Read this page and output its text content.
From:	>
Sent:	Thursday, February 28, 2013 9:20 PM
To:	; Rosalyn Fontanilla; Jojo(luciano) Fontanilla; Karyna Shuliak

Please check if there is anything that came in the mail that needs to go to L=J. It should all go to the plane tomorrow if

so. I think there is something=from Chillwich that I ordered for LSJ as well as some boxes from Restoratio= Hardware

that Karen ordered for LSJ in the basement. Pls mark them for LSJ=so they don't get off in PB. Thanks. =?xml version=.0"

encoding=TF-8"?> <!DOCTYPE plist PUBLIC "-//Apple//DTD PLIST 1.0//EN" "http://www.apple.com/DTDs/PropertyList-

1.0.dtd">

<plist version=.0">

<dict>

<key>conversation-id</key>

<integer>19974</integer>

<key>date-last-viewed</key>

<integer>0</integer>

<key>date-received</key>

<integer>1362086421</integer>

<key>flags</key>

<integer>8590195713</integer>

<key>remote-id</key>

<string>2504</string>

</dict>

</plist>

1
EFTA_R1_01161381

DIRECTIONS FOR THIS TASK ▸
Determine how many lines of the records above contain the word "plist", and report only that number.

THE RESULT ▸
3